** Records provided **
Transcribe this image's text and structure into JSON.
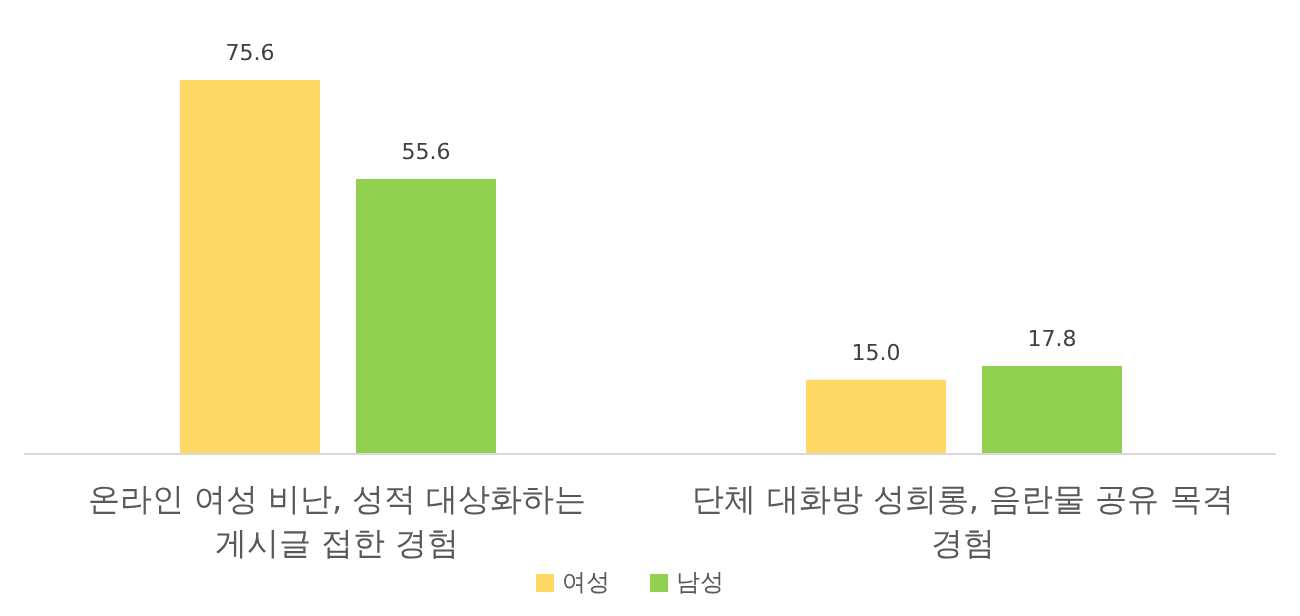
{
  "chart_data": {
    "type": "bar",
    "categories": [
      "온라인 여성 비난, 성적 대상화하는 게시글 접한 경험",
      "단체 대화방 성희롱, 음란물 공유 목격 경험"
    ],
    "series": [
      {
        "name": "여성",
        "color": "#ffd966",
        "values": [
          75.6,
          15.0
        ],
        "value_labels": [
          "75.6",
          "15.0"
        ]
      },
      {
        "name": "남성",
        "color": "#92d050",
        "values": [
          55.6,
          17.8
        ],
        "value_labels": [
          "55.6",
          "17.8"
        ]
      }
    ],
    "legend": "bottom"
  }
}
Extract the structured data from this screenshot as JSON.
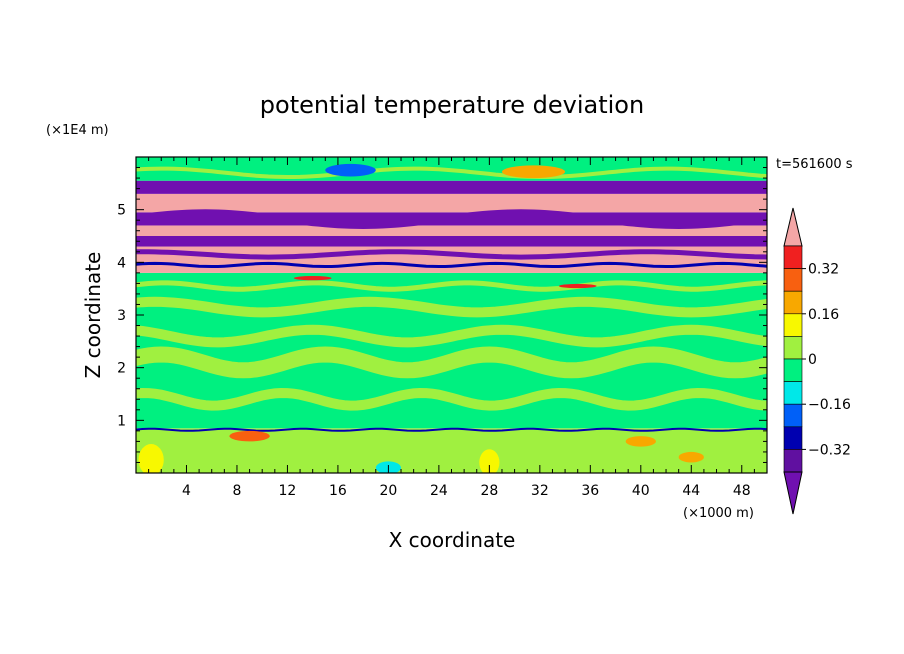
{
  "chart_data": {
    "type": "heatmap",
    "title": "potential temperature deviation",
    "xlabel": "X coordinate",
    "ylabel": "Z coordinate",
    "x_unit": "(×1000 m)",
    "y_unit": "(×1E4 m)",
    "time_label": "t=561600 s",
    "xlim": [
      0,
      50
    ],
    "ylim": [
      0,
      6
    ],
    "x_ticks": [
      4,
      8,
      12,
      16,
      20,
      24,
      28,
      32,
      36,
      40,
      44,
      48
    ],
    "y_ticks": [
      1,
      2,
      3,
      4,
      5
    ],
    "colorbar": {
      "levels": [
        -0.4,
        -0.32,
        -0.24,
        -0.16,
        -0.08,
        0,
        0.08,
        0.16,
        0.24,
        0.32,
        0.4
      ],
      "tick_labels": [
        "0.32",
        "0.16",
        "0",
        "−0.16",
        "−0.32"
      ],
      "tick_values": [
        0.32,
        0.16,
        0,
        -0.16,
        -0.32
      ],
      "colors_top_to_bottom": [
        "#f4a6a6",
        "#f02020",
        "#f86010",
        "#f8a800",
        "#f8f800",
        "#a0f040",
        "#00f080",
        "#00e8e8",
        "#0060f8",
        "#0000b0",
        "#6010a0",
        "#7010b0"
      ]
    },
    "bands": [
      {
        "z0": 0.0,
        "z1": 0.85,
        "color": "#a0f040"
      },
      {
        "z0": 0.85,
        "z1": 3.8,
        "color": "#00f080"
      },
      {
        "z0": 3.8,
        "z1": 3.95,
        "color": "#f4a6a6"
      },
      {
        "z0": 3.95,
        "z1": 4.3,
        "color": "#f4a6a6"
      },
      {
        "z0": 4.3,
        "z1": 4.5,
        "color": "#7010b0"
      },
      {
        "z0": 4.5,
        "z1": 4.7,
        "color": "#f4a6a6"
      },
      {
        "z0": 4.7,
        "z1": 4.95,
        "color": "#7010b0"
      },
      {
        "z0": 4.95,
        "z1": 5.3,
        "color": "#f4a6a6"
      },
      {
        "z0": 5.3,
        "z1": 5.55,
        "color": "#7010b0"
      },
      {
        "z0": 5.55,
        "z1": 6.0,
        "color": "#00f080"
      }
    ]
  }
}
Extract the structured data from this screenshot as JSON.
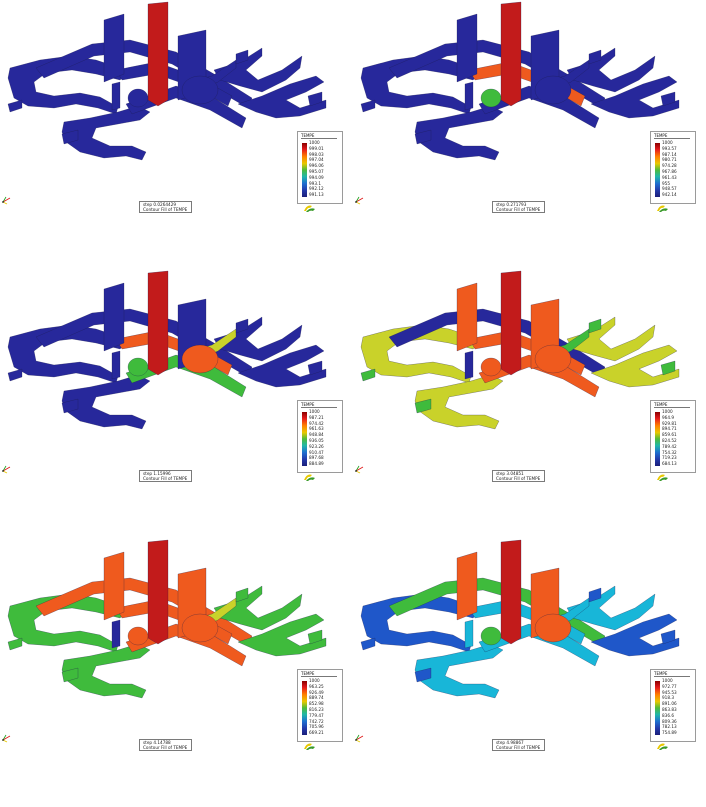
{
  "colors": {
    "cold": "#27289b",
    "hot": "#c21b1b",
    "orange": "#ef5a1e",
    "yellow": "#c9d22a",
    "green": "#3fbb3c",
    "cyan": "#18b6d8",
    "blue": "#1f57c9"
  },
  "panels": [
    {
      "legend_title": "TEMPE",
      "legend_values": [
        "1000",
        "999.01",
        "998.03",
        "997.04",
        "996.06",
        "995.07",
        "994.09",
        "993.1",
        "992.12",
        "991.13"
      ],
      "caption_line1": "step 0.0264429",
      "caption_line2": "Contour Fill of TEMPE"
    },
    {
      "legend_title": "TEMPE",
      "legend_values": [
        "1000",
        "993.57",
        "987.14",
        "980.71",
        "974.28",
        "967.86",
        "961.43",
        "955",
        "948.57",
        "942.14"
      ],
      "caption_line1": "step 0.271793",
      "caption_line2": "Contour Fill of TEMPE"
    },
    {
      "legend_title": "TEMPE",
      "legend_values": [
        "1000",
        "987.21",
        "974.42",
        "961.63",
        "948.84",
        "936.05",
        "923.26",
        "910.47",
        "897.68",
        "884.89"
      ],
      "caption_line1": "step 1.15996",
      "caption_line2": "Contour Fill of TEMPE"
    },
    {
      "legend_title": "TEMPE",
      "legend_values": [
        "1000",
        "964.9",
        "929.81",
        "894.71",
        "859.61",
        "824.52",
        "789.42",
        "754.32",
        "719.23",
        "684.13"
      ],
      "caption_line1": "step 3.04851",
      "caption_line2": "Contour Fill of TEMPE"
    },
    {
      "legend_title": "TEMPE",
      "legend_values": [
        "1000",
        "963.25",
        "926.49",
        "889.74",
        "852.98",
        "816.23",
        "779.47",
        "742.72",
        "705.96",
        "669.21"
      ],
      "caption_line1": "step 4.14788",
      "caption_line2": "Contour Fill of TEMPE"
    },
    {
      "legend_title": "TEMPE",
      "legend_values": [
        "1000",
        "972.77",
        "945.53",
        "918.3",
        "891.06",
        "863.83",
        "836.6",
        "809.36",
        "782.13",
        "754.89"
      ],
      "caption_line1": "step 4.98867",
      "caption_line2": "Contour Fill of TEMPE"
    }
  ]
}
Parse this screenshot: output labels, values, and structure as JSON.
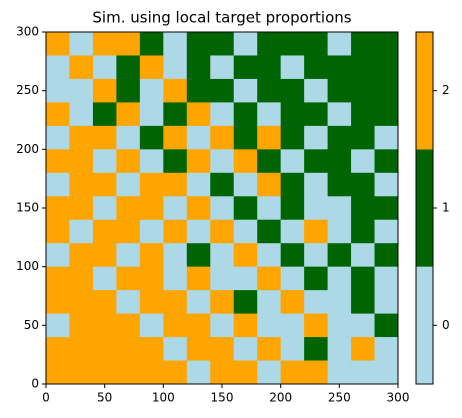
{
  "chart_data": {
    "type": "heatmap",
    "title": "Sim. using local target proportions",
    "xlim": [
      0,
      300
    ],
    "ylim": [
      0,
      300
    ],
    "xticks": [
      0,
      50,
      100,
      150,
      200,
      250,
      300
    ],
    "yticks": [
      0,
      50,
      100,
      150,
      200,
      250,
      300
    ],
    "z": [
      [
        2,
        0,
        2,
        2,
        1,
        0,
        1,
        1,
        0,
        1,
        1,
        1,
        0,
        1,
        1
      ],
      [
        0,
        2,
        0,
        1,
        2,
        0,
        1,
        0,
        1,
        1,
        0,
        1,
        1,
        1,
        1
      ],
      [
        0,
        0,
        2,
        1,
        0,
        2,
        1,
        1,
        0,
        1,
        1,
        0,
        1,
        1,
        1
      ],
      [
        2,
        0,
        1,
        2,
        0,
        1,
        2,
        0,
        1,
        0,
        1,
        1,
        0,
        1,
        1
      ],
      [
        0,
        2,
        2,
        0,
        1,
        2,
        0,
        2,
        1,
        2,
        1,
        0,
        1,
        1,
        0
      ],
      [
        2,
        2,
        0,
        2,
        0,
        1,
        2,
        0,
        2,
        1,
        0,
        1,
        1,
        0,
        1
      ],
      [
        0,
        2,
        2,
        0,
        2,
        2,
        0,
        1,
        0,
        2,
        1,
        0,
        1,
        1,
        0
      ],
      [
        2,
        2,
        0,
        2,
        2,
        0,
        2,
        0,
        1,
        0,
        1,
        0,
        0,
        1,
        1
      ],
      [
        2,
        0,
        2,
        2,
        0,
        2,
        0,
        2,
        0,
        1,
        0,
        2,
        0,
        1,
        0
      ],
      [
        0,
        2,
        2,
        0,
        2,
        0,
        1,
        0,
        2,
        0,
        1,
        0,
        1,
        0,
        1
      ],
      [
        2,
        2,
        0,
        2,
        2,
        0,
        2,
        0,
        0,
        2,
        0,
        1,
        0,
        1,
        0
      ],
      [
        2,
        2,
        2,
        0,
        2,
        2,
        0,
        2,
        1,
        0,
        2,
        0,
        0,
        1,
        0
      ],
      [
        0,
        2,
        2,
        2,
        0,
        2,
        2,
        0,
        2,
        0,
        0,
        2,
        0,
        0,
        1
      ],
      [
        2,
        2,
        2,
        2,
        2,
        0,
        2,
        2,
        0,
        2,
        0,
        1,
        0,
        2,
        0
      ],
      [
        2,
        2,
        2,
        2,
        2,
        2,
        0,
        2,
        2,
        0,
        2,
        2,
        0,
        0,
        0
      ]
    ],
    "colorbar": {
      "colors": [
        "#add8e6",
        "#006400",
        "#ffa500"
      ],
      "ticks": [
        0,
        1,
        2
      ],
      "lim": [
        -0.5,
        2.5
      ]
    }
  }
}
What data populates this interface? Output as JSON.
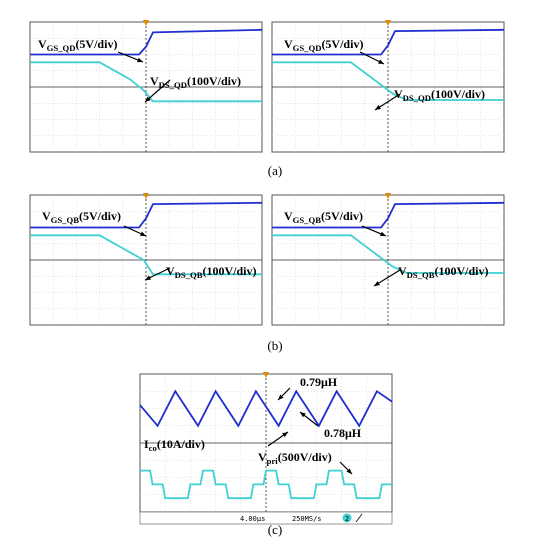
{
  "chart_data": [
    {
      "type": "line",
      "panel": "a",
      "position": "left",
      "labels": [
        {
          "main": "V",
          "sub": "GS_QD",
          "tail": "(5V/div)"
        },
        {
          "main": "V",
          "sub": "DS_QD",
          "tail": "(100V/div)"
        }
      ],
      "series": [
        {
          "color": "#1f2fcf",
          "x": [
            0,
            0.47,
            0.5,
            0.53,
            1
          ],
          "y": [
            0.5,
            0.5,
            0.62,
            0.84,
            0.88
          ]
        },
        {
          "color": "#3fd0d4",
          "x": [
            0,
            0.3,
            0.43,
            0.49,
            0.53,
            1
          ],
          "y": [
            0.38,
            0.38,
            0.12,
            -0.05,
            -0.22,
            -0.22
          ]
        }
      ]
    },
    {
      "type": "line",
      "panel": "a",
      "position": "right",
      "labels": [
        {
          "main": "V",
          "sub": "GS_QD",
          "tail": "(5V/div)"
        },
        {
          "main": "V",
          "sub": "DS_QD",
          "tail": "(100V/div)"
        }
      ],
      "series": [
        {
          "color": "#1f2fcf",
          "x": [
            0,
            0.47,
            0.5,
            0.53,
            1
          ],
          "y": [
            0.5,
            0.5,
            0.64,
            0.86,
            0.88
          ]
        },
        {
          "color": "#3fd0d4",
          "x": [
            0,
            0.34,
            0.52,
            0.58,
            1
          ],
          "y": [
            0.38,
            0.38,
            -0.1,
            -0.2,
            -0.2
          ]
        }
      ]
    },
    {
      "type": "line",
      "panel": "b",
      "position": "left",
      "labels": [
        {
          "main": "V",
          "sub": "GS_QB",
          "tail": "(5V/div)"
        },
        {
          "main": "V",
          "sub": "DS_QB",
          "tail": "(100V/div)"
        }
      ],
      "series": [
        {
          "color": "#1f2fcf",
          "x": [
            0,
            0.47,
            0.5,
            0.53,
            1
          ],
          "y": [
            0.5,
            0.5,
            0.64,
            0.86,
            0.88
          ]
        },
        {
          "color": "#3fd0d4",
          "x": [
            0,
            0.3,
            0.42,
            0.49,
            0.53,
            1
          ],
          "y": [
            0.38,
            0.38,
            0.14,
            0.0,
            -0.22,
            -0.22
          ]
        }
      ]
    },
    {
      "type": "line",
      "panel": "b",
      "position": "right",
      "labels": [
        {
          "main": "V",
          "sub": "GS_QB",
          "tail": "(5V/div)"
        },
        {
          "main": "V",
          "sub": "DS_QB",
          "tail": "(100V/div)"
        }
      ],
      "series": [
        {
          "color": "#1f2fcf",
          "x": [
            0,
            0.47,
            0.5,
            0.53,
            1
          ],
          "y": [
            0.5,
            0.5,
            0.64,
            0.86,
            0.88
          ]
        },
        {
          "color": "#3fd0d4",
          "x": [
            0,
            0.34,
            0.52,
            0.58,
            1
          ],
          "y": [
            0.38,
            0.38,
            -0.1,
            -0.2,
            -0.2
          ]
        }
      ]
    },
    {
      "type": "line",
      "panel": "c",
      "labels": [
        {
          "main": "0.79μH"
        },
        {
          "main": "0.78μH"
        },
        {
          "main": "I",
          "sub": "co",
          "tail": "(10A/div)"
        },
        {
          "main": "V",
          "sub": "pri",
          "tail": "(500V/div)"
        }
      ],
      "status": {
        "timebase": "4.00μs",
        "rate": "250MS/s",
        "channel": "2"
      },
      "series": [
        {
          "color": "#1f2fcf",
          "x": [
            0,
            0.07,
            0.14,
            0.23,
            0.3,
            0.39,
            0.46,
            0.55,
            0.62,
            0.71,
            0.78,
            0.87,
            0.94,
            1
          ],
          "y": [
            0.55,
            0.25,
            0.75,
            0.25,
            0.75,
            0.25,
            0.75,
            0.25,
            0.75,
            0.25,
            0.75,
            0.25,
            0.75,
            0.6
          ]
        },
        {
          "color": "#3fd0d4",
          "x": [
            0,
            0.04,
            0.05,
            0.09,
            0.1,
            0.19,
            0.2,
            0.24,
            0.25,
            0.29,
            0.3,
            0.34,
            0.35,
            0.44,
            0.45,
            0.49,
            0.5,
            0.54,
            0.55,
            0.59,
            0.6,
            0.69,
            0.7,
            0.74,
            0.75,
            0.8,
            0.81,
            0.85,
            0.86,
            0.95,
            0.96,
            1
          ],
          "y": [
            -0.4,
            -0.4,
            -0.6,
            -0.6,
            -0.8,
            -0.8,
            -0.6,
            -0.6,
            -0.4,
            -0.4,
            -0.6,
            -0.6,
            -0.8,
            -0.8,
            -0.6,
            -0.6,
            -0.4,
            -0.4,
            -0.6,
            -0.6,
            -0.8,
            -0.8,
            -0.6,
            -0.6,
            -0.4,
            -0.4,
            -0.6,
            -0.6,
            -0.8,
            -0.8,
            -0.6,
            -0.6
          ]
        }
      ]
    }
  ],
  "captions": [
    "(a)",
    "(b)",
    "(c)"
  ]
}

** Exercise task **
Gather each line of the listing containing the word "coordinate" and show it.

** Task answer **
    "xlabel": "X coordinate",
    "ylabel": "Z coordinate",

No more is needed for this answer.